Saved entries
## begin

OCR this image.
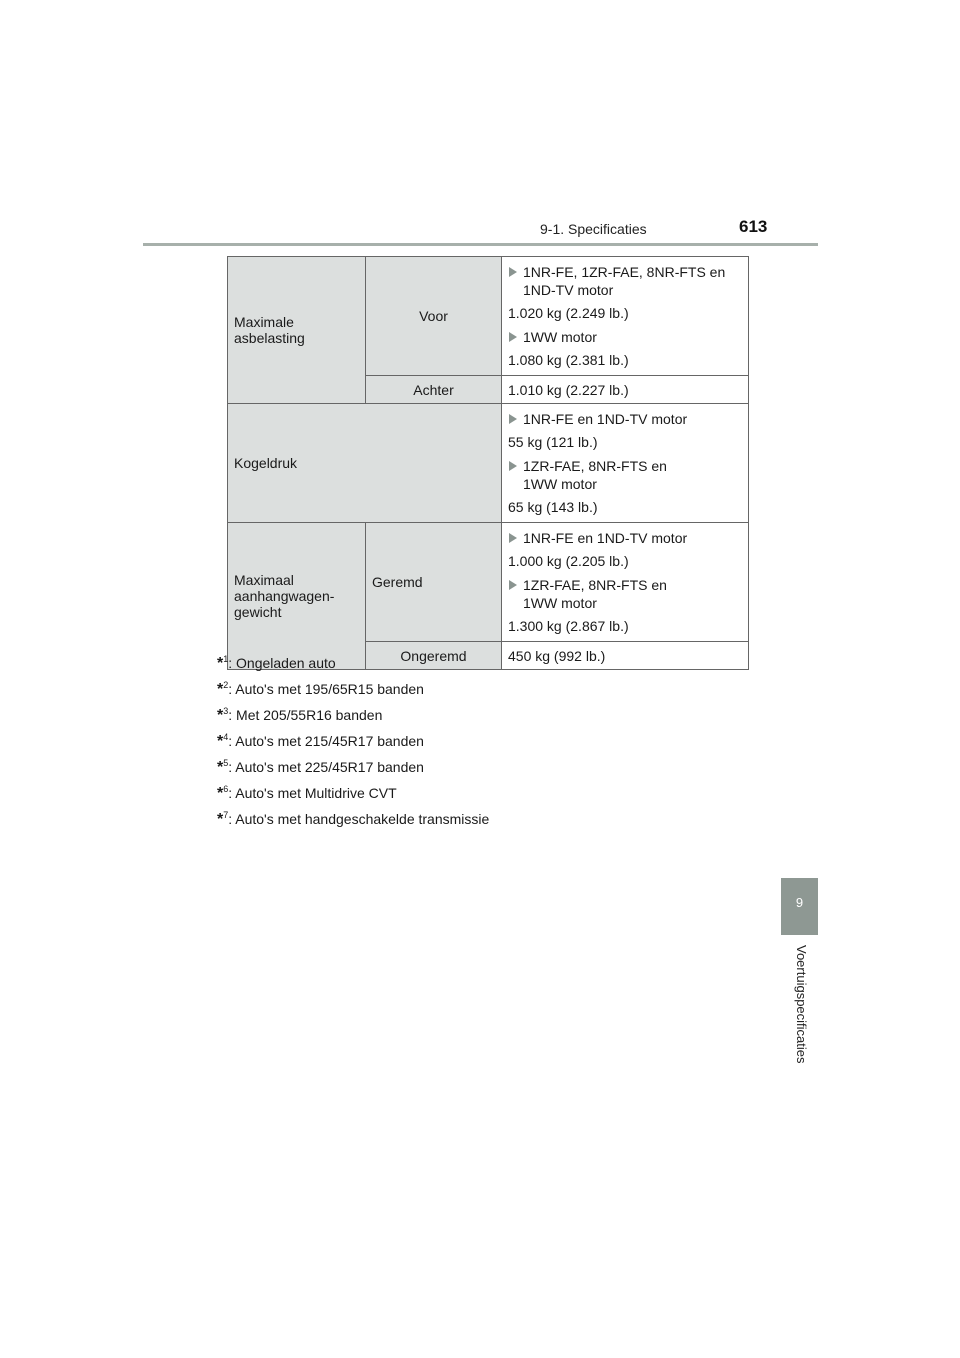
9-1. Specificaties	613
9
Voertuigspecificaties
Maximale asbelasting	Voor	1NR-FE, 1ZR-FAE, 8NR-FTS en 1ND-TV motor
1.020 kg (2.249 lb.)
1WW motor
1.080 kg (2.381 lb.)

	Achter	1.010 kg (2.227 lb.)
Kogeldruk		1NR-FE en 1ND-TV motor
55 kg (121 lb.)
1ZR-FAE, 8NR-FTS en 1WW motor
65 kg (143 lb.)

Maximaal aanhangwagen-gewicht	Geremd	1NR-FE en 1ND-TV motor
1.000 kg (2.205 lb.)
1ZR-FAE, 8NR-FTS en 1WW motor
1.300 kg (2.867 lb.)

	Ongeremd	450 kg (992 lb.)
*$^1$: Ongeladen auto
*$^2$: Auto's met 195/65R15 banden
*$^3$: Met 205/55R16 banden
*$^4$: Auto's met 215/45R17 banden
*$^5$: Auto's met 225/45R17 banden
*$^6$: Auto's met Multidrive CVT
*$^7$: Auto's met handgeschakelde transmissie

## end

> WHAT THIS TASK INVOLVES: Repeat all of the records verbatim, leaving out the pictures.

> PROBLEM SOLUTION:
OCR this image.
9-1. Specificaties	613
9
Voertuigspecificaties
Maximale asbelasting	Voor	1NR-FE, 1ZR-FAE, 8NR-FTS en 1ND-TV motor
1.020 kg (2.249 lb.)
1WW motor
1.080 kg (2.381 lb.)

	Achter	1.010 kg (2.227 lb.)
Kogeldruk		1NR-FE en 1ND-TV motor
55 kg (121 lb.)
1ZR-FAE, 8NR-FTS en 1WW motor
65 kg (143 lb.)

Maximaal aanhangwagen-gewicht	Geremd	1NR-FE en 1ND-TV motor
1.000 kg (2.205 lb.)
1ZR-FAE, 8NR-FTS en 1WW motor
1.300 kg (2.867 lb.)

	Ongeremd	450 kg (992 lb.)
*$^1$: Ongeladen auto
*$^2$: Auto's met 195/65R15 banden
*$^3$: Met 205/55R16 banden
*$^4$: Auto's met 215/45R17 banden
*$^5$: Auto's met 225/45R17 banden
*$^6$: Auto's met Multidrive CVT
*$^7$: Auto's met handgeschakelde transmissie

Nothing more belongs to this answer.